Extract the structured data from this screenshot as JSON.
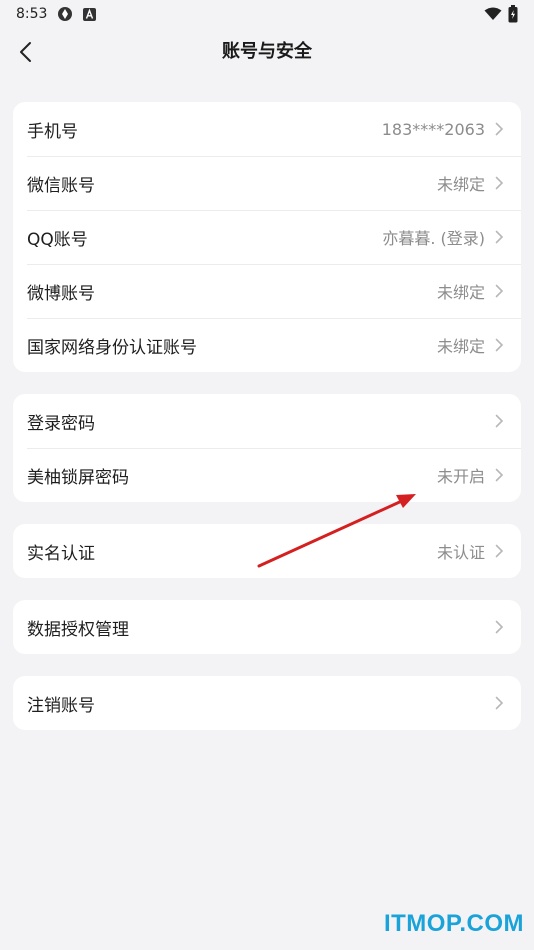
{
  "status_bar": {
    "time": "8:53",
    "icons": [
      "vpn-icon",
      "a-icon",
      "wifi-icon",
      "battery-icon"
    ]
  },
  "header": {
    "title": "账号与安全",
    "back_icon": "chevron-left-icon"
  },
  "groups": [
    {
      "rows": [
        {
          "label": "手机号",
          "value": "183****2063"
        },
        {
          "label": "微信账号",
          "value": "未绑定"
        },
        {
          "label": "QQ账号",
          "value": "亦暮暮. (登录)"
        },
        {
          "label": "微博账号",
          "value": "未绑定"
        },
        {
          "label": "国家网络身份认证账号",
          "value": "未绑定"
        }
      ]
    },
    {
      "rows": [
        {
          "label": "登录密码",
          "value": ""
        },
        {
          "label": "美柚锁屏密码",
          "value": "未开启"
        }
      ]
    },
    {
      "rows": [
        {
          "label": "实名认证",
          "value": "未认证"
        }
      ]
    },
    {
      "rows": [
        {
          "label": "数据授权管理",
          "value": ""
        }
      ]
    },
    {
      "rows": [
        {
          "label": "注销账号",
          "value": ""
        }
      ]
    }
  ],
  "watermark": "ITMOP.COM",
  "colors": {
    "background": "#f3f3f5",
    "card": "#ffffff",
    "value_text": "#8c8c8c",
    "annotation_arrow": "#d42020",
    "watermark": "#1aa3d9"
  }
}
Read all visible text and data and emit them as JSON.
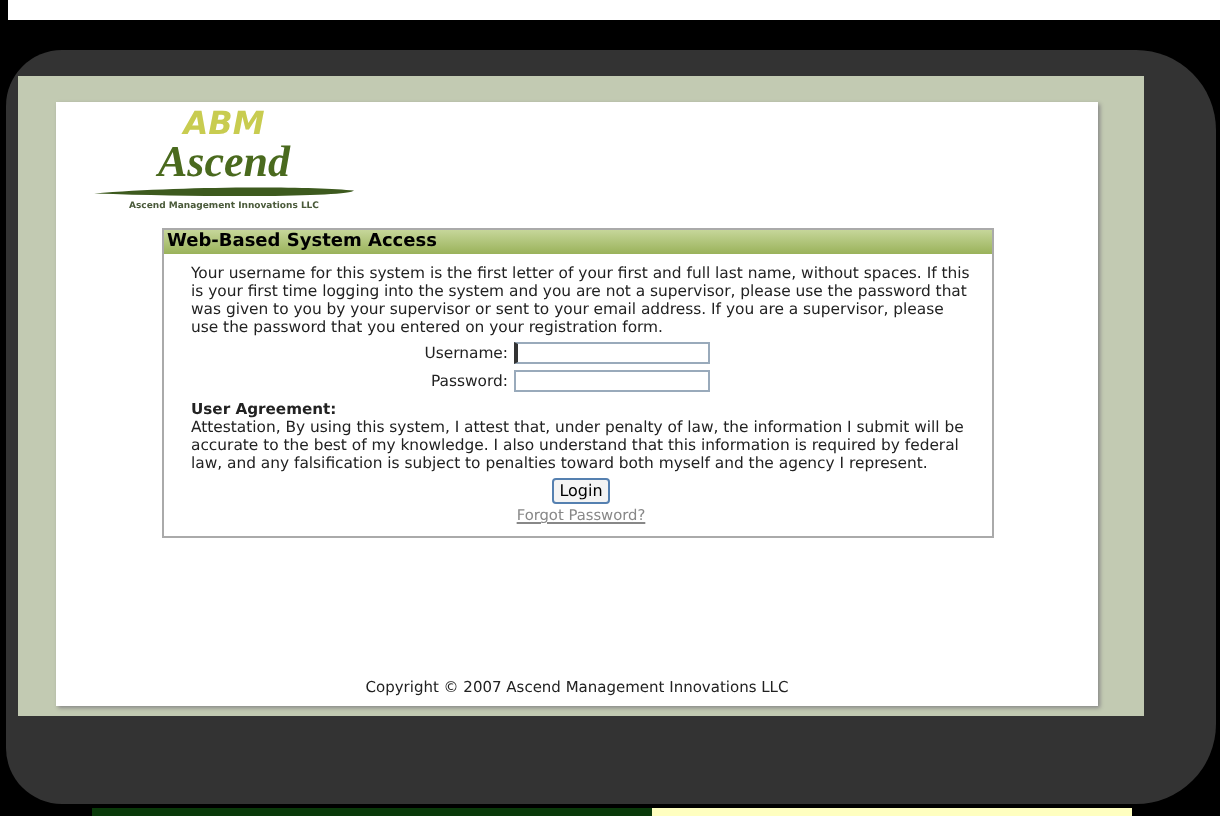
{
  "logo": {
    "letters": "ABM",
    "name": "Ascend",
    "tagline": "Ascend Management Innovations LLC"
  },
  "panel": {
    "title": "Web-Based System Access",
    "instructions": "Your username for this system is the first letter of your first and full last name, without spaces. If this is your first time logging into the system and you are not a supervisor, please use the password that was given to you by your supervisor or sent to your email address. If you are a supervisor, please use the password that you entered on your registration form.",
    "fields": [
      {
        "label": "Username:",
        "focused": true
      },
      {
        "label": "Password:",
        "focused": false
      }
    ],
    "agreement_title": "User Agreement:",
    "agreement": "Attestation, By using this system, I attest that, under penalty of law, the information I submit will be accurate to the best of my knowledge. I also understand that this information is required by federal law, and any falsification is subject to penalties toward both myself and the agency I represent.",
    "login_button": "Login",
    "forgot_link": "Forgot Password?"
  },
  "footer": "Copyright © 2007 Ascend Management Innovations LLC"
}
# # # # #
Your goal
The listing above needs to be output again exactly. Don't include the pictures.

Solved exercise
Extract the structured data from this screenshot as JSON.
{
  "status_bar": {
    "time": "8:53",
    "icons": [
      "vpn-icon",
      "a-icon",
      "wifi-icon",
      "battery-icon"
    ]
  },
  "header": {
    "title": "账号与安全",
    "back_icon": "chevron-left-icon"
  },
  "groups": [
    {
      "rows": [
        {
          "label": "手机号",
          "value": "183****2063"
        },
        {
          "label": "微信账号",
          "value": "未绑定"
        },
        {
          "label": "QQ账号",
          "value": "亦暮暮. (登录)"
        },
        {
          "label": "微博账号",
          "value": "未绑定"
        },
        {
          "label": "国家网络身份认证账号",
          "value": "未绑定"
        }
      ]
    },
    {
      "rows": [
        {
          "label": "登录密码",
          "value": ""
        },
        {
          "label": "美柚锁屏密码",
          "value": "未开启"
        }
      ]
    },
    {
      "rows": [
        {
          "label": "实名认证",
          "value": "未认证"
        }
      ]
    },
    {
      "rows": [
        {
          "label": "数据授权管理",
          "value": ""
        }
      ]
    },
    {
      "rows": [
        {
          "label": "注销账号",
          "value": ""
        }
      ]
    }
  ],
  "watermark": "ITMOP.COM",
  "colors": {
    "background": "#f3f3f5",
    "card": "#ffffff",
    "value_text": "#8c8c8c",
    "annotation_arrow": "#d42020",
    "watermark": "#1aa3d9"
  }
}
Read all visible text and data and emit them as JSON.
{
  "logo": {
    "letters": "ABM",
    "name": "Ascend",
    "tagline": "Ascend Management Innovations LLC"
  },
  "panel": {
    "title": "Web-Based System Access",
    "instructions": "Your username for this system is the first letter of your first and full last name, without spaces. If this is your first time logging into the system and you are not a supervisor, please use the password that was given to you by your supervisor or sent to your email address. If you are a supervisor, please use the password that you entered on your registration form.",
    "fields": [
      {
        "label": "Username:",
        "focused": true
      },
      {
        "label": "Password:",
        "focused": false
      }
    ],
    "agreement_title": "User Agreement:",
    "agreement": "Attestation, By using this system, I attest that, under penalty of law, the information I submit will be accurate to the best of my knowledge. I also understand that this information is required by federal law, and any falsification is subject to penalties toward both myself and the agency I represent.",
    "login_button": "Login",
    "forgot_link": "Forgot Password?"
  },
  "footer": "Copyright © 2007 Ascend Management Innovations LLC"
}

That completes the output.